▶ _Data entries_
* * *
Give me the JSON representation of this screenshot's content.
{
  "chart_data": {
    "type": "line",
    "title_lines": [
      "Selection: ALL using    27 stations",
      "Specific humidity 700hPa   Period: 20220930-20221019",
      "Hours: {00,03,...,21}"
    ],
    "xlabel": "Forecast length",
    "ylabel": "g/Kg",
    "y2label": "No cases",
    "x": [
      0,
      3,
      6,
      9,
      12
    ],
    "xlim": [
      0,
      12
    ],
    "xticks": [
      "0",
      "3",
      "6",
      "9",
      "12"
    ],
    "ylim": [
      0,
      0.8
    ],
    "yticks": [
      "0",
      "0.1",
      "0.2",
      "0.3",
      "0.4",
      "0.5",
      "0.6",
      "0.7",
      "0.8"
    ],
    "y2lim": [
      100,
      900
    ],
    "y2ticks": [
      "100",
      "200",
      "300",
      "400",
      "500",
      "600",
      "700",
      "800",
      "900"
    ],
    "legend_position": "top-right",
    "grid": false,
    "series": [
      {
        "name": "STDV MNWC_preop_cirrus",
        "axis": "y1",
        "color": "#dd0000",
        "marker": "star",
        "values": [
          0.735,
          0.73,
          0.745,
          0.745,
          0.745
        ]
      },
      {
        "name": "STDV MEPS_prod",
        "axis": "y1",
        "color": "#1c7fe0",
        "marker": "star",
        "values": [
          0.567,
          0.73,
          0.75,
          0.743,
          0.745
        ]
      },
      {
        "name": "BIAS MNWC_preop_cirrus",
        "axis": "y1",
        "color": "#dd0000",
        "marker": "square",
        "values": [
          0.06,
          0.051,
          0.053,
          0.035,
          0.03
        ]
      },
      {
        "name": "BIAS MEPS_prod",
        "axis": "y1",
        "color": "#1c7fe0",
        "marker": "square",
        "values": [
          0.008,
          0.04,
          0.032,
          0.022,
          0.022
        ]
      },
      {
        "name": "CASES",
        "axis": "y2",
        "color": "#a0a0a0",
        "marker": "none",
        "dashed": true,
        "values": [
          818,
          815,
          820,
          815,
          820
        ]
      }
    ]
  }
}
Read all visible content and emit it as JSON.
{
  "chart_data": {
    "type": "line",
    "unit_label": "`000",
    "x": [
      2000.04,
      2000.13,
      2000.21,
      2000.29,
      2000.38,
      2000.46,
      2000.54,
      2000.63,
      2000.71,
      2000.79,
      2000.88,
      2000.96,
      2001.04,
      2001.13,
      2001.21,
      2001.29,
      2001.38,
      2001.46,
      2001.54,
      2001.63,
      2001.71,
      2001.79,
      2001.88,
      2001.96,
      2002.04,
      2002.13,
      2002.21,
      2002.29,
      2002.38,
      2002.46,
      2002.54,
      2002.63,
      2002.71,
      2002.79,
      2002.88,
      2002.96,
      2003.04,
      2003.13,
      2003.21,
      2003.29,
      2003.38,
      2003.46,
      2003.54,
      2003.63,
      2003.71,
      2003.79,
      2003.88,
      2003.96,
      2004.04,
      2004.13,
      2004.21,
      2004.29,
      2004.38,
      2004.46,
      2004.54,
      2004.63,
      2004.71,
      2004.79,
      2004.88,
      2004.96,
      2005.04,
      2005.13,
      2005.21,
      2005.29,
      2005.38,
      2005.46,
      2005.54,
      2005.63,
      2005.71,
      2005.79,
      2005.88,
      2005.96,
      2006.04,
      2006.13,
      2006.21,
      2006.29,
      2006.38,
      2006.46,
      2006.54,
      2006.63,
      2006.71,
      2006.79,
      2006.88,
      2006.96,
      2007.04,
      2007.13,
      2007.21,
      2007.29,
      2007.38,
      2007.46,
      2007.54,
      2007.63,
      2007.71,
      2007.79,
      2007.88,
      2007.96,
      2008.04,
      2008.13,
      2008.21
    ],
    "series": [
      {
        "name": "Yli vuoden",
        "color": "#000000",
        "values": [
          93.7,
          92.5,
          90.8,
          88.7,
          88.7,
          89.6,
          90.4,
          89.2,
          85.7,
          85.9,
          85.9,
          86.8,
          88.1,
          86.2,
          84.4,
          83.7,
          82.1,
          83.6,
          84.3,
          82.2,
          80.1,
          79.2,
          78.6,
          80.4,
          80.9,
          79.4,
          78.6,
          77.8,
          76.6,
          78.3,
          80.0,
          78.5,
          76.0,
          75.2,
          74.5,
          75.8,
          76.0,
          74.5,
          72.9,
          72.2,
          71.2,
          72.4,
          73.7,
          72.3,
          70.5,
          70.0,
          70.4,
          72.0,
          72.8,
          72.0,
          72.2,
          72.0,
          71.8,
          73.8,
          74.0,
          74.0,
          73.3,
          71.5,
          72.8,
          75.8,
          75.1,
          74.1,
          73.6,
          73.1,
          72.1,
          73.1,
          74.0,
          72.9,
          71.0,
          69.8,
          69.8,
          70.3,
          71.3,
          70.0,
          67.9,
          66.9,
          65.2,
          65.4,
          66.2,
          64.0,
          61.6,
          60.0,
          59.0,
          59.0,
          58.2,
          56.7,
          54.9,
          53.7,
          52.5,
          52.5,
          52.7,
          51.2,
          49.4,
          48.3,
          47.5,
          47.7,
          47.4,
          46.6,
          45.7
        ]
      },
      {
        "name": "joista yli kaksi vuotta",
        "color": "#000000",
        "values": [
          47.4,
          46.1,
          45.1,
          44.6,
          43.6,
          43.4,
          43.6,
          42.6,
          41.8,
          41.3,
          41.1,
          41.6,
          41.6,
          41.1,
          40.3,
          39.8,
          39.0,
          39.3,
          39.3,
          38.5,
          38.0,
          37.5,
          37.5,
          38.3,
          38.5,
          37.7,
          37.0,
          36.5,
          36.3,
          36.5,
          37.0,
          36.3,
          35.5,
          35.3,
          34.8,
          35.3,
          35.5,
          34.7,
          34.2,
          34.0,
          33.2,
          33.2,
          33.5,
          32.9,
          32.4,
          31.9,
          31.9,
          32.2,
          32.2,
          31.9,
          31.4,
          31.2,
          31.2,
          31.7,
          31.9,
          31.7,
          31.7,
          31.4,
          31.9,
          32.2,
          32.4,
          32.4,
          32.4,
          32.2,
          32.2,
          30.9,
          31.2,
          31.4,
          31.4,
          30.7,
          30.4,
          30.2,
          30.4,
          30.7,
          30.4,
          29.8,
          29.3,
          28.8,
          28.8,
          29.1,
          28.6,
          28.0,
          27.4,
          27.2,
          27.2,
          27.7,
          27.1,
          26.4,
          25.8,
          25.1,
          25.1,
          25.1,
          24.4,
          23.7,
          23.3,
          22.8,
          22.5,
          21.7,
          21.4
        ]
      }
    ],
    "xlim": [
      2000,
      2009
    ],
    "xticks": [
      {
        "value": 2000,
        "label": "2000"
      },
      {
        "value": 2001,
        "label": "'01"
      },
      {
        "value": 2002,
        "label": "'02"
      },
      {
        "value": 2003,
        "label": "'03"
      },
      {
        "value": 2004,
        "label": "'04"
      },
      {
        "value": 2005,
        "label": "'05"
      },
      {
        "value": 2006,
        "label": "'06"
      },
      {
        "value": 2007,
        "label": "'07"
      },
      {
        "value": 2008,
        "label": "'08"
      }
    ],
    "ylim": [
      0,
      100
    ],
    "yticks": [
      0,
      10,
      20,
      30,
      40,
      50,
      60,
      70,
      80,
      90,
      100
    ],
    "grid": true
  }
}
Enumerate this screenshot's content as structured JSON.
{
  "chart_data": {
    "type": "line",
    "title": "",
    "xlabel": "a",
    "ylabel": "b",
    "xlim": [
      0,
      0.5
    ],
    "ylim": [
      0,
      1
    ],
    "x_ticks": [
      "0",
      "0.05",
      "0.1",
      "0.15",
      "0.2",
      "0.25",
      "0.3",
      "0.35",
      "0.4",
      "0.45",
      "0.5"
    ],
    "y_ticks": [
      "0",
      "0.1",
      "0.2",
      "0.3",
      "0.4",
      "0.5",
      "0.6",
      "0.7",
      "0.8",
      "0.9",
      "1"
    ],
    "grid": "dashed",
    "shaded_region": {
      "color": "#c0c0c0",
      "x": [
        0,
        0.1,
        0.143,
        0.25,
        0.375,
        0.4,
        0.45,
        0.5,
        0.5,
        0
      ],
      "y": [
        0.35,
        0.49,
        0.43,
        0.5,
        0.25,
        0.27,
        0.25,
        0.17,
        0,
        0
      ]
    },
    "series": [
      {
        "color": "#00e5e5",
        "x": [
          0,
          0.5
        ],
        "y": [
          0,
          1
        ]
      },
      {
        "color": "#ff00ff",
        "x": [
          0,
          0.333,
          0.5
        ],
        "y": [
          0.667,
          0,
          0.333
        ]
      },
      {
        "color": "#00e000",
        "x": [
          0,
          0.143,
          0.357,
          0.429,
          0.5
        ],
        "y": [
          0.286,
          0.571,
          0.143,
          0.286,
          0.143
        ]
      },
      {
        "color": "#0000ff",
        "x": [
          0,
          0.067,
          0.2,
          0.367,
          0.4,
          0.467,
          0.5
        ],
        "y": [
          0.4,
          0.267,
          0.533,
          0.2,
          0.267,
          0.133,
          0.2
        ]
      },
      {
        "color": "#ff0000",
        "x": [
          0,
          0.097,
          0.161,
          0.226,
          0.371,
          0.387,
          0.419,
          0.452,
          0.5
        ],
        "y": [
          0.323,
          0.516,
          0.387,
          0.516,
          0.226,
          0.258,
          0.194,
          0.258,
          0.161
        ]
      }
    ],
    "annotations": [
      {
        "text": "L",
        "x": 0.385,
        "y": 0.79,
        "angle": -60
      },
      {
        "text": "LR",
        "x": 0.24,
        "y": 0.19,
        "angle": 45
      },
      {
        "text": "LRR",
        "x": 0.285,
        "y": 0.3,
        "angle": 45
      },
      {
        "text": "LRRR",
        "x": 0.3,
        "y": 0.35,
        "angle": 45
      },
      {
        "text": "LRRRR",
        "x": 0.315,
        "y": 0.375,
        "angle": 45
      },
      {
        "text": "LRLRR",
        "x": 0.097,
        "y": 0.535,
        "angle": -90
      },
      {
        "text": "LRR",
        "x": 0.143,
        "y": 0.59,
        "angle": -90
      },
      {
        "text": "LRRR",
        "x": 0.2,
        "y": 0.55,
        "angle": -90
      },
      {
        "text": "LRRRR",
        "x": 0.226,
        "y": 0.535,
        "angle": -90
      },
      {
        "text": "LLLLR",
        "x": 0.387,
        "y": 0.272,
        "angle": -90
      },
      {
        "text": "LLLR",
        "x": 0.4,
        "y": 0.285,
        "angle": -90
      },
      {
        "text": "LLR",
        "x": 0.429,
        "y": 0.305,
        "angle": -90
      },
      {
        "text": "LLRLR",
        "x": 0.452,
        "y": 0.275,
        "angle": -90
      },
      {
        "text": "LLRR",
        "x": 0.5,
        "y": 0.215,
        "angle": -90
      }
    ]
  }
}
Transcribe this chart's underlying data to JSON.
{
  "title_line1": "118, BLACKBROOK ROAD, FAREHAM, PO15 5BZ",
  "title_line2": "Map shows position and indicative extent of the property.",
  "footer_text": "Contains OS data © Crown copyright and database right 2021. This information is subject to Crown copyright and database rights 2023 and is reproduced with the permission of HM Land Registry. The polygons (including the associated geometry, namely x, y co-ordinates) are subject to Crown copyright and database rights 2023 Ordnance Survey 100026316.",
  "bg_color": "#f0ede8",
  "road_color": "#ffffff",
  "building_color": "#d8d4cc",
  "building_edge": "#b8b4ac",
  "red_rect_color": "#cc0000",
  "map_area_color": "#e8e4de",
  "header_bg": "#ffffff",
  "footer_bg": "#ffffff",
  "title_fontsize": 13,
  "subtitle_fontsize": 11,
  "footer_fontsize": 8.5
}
* * *
▶ _What to produce_
Which lines include "content"? Copy each of them out.

▶ _The answer_
Give me the JSON representation of this screenshot's content.
Read all visible content and emit it as JSON.
Enumerate this screenshot's content as structured JSON.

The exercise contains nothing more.